**Brief A**
Copy the layout records word for word, from their first line up to and including the line with "marker [502,562,517,577]".
**Brief B**
Continue the passage about gathering around the family table, picking up after its final sentence.

**Quoted passage**
= = = = =
For us, the table is more than a place to eat, it is a place where we set the stage for our life. As a family we teach our kids manners around the table, tell stories around the table, try new foods around the table, and even pray and tell silly jokes around our table. It’s a well used table with dents, stains, and signs of use. But what our table has often become is a place to gather with others, with people who were once strangers, but are now friends, neighbours, and even those we now consider family. This is a place where some of our best memories are made, and with the anticipation of meat on the BBQ once again, and a note in our calendar reminding us of visiting guests, we hope that our table will once again make many more memories.
Sharing a table, however, is not always rainbow and butterflies. In fact, it is a risky endeavour to pull out a chair and welcome people around our table. This ancient practice of eating together is fraught with a big challenge: people. The people you welcome around your table are not perfect guests, and you are not a perfect host. This is the great mystery of gathering around a table; we are learning to love. My young daughters have had more than a few breakdowns, fits, and angry moments around the table as they’ve learned to try new food, or to listen to others. I have felt family tension around my table as someone offers an opinion on politics or insults another. Awkward silence or sheer tiredness makes some table gatherings painful. But even in this, we learn forgiveness and grace around the table. It is a place where humans are humans, and where we learn to be human together.
= = = = =
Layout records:
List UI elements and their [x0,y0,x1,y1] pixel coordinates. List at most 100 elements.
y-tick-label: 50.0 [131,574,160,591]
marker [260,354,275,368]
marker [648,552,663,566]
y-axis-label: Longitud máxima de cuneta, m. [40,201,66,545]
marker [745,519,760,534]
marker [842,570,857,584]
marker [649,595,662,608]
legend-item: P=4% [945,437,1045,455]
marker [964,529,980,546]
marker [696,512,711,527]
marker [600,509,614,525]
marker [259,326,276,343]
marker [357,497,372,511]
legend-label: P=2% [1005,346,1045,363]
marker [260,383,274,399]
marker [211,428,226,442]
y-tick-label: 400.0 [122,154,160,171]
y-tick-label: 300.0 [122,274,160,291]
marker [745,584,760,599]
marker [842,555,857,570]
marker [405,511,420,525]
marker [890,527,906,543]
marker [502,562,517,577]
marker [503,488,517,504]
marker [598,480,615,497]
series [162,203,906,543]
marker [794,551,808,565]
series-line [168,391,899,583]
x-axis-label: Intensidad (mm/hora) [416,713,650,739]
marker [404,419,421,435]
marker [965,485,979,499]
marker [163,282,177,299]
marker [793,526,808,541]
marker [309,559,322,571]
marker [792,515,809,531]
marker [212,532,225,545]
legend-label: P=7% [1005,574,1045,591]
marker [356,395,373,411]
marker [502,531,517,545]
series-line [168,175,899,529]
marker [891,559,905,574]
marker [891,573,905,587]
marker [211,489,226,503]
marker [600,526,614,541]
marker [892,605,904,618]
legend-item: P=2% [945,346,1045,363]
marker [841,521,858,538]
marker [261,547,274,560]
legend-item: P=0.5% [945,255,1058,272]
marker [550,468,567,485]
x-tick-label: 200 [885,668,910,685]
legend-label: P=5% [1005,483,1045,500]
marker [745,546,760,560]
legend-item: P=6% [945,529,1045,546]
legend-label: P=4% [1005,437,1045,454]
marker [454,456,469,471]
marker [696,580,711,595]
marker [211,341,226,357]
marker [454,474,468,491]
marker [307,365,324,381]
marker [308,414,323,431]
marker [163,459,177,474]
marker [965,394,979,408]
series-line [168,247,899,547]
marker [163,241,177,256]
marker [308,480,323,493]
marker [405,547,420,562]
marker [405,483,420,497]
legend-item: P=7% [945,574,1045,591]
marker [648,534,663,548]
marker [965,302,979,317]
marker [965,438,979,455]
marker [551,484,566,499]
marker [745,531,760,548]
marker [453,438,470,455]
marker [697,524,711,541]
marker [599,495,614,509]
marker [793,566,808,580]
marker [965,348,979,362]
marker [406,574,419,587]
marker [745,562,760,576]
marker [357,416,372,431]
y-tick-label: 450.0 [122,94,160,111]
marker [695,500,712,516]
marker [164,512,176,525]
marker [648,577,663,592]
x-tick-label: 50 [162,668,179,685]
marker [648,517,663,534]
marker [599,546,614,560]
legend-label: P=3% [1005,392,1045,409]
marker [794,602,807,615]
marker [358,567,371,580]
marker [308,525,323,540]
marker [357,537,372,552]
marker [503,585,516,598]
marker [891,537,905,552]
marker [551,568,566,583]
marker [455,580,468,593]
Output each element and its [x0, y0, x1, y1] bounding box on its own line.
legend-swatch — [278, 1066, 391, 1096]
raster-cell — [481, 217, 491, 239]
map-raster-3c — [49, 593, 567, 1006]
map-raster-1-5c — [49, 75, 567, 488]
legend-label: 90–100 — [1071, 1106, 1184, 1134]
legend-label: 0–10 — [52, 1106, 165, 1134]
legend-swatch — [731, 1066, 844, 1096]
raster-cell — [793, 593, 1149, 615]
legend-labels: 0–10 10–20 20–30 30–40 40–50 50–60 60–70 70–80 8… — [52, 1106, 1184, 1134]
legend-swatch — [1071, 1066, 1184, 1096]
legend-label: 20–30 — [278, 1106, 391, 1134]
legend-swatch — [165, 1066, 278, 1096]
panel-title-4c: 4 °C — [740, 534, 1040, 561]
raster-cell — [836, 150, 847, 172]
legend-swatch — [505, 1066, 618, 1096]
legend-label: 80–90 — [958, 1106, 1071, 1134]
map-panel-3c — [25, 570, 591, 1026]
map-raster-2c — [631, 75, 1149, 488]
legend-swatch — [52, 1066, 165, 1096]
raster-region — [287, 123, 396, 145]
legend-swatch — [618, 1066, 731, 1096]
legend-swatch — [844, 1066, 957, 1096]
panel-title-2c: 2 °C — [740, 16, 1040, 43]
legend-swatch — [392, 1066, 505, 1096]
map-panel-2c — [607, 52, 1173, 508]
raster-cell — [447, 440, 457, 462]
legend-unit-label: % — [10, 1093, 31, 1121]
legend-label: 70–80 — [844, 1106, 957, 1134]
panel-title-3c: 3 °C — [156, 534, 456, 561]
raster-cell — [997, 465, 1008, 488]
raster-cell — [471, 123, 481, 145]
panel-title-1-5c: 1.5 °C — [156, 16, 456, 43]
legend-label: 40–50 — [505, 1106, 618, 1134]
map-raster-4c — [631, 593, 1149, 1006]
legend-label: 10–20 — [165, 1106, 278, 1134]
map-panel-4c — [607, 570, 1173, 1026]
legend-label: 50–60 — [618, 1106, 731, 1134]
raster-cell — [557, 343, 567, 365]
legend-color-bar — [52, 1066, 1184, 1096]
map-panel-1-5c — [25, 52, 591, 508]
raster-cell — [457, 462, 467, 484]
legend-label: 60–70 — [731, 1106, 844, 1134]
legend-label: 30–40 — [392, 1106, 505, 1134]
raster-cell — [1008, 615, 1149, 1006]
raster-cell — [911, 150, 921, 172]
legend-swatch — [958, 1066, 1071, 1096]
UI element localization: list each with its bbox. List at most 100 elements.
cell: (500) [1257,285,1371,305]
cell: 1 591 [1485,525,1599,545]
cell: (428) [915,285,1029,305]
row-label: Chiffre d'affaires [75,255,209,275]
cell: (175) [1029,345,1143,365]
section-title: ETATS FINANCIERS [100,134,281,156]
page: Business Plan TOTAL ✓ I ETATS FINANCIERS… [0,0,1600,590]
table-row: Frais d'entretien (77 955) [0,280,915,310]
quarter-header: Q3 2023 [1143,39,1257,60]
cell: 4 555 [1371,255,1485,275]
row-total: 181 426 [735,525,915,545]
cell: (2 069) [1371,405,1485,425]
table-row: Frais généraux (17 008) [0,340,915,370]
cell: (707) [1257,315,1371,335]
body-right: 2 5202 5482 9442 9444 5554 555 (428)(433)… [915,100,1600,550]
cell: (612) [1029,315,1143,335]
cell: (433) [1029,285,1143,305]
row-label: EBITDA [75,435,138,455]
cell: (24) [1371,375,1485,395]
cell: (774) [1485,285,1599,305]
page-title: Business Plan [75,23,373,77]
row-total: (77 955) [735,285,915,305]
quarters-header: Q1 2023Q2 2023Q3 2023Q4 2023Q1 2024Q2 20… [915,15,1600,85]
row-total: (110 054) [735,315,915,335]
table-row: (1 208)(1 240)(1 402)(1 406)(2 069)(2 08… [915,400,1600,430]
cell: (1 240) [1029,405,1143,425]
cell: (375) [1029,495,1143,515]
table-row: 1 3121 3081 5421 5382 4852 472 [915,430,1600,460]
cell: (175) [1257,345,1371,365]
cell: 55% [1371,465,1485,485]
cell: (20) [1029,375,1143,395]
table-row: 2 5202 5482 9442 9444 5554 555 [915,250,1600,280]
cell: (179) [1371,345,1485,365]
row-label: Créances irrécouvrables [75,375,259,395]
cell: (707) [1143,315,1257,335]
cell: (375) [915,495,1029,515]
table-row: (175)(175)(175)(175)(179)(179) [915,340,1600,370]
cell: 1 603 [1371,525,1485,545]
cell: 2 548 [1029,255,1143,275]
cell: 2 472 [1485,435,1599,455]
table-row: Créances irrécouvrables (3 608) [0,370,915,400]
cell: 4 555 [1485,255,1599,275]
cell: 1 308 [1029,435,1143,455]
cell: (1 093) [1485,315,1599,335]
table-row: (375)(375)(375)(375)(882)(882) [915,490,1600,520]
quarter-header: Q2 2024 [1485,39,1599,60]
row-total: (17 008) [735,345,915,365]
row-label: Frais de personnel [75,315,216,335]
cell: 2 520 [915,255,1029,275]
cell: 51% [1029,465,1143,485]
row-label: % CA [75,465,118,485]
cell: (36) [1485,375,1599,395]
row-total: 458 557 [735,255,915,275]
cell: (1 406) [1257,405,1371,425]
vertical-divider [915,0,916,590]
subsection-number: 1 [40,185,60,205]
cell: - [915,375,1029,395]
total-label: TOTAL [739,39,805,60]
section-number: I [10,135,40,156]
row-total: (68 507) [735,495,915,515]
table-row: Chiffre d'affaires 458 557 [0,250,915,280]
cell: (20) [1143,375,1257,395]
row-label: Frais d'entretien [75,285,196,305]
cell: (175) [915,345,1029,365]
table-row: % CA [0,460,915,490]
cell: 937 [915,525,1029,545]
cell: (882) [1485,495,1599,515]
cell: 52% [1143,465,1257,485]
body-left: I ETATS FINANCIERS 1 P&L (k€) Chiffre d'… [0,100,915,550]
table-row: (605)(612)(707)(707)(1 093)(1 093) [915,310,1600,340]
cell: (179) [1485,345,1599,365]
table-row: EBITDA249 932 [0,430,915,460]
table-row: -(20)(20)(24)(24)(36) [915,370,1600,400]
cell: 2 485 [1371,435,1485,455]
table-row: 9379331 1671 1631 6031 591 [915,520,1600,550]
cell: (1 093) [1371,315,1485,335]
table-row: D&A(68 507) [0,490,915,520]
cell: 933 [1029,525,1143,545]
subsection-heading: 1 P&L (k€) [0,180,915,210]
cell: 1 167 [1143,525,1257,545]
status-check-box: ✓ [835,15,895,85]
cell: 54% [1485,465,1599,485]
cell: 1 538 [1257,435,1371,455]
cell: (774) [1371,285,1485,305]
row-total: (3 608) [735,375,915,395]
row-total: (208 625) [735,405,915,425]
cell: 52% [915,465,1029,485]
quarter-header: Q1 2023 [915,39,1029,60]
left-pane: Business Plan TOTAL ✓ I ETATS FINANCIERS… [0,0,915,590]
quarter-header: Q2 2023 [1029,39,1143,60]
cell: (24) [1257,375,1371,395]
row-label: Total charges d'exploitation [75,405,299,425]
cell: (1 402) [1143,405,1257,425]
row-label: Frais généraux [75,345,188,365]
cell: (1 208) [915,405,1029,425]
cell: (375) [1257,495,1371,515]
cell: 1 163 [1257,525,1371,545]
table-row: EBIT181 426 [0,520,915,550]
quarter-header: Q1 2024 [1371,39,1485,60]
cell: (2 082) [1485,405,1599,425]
= = = = =
**Written answer A**
List UI elements and their [x0,y0,x1,y1] pixel coordinates. List at most 100 elements.
y-tick-label: 50.0 [131,574,160,591]
marker [260,354,275,368]
marker [648,552,663,566]
y-axis-label: Longitud máxima de cuneta, m. [40,201,66,545]
marker [745,519,760,534]
marker [842,570,857,584]
marker [649,595,662,608]
legend-item: P=4% [945,437,1045,455]
marker [964,529,980,546]
marker [696,512,711,527]
marker [600,509,614,525]
marker [259,326,276,343]
marker [357,497,372,511]
legend-label: P=2% [1005,346,1045,363]
marker [260,383,274,399]
marker [211,428,226,442]
y-tick-label: 400.0 [122,154,160,171]
y-tick-label: 300.0 [122,274,160,291]
marker [745,584,760,599]
marker [842,555,857,570]
marker [405,511,420,525]
marker [890,527,906,543]
marker [502,562,517,577]

**Written answer B**
Dietrich Bonhoeffer writes that, “…we share our bread” around a table. For him there is this sense that food reminds us of our shared life together. When we stop our busy-ness and make room to feed each other, listen to each other, and gather around our food with open hands, we say something very important about what this world is about. The people in our lives matter, in both a spiritual and relational sense, but also in a physical sense. We care about others around our tables, and we are reminded at just how holistic that care seems to be.
We are learning again how to open our doors and our pantries to guests after a long season without others in our homes. But perhaps what we are really learning is how to create space for people, with all their messiness and goodness, into your lives again. Your table can be a special place where you declare what is true and right about this world; served up with a side of potatoes and a glass of cheer.